◆ **Task statement**:
Drop every picture, then transcribe the remaining data exactly.

(Collected data)
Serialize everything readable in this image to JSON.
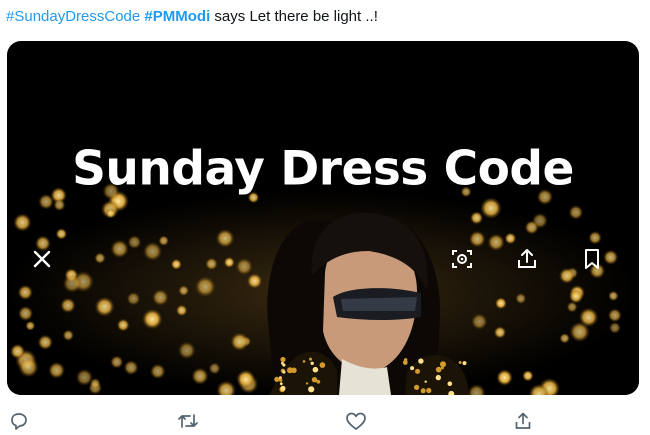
{
  "tweet": {
    "hashtag_1": "#SundayDressCode",
    "hashtag_2": "#PMModi",
    "rest_text": " says Let there be light ..!"
  },
  "media": {
    "caption": "Sunday Dress Code",
    "controls": {
      "close_icon": "close-icon",
      "lens_icon": "visual-search-icon",
      "share_icon": "share-icon",
      "bookmark_icon": "bookmark-icon"
    }
  },
  "actions": {
    "reply_icon": "reply-icon",
    "retweet_icon": "retweet-icon",
    "like_icon": "heart-icon",
    "share_icon": "share-icon"
  },
  "colors": {
    "hashtag": "#1d9bf0",
    "action_icon": "#536471",
    "media_background": "#000000"
  }
}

◆ **Solution to the exercise**:
Serialize everything readable in this image to JSON.
{
  "tweet": {
    "hashtag_1": "#SundayDressCode",
    "hashtag_2": "#PMModi",
    "rest_text": " says Let there be light ..!"
  },
  "media": {
    "caption": "Sunday Dress Code",
    "controls": {
      "close_icon": "close-icon",
      "lens_icon": "visual-search-icon",
      "share_icon": "share-icon",
      "bookmark_icon": "bookmark-icon"
    }
  },
  "actions": {
    "reply_icon": "reply-icon",
    "retweet_icon": "retweet-icon",
    "like_icon": "heart-icon",
    "share_icon": "share-icon"
  },
  "colors": {
    "hashtag": "#1d9bf0",
    "action_icon": "#536471",
    "media_background": "#000000"
  }
}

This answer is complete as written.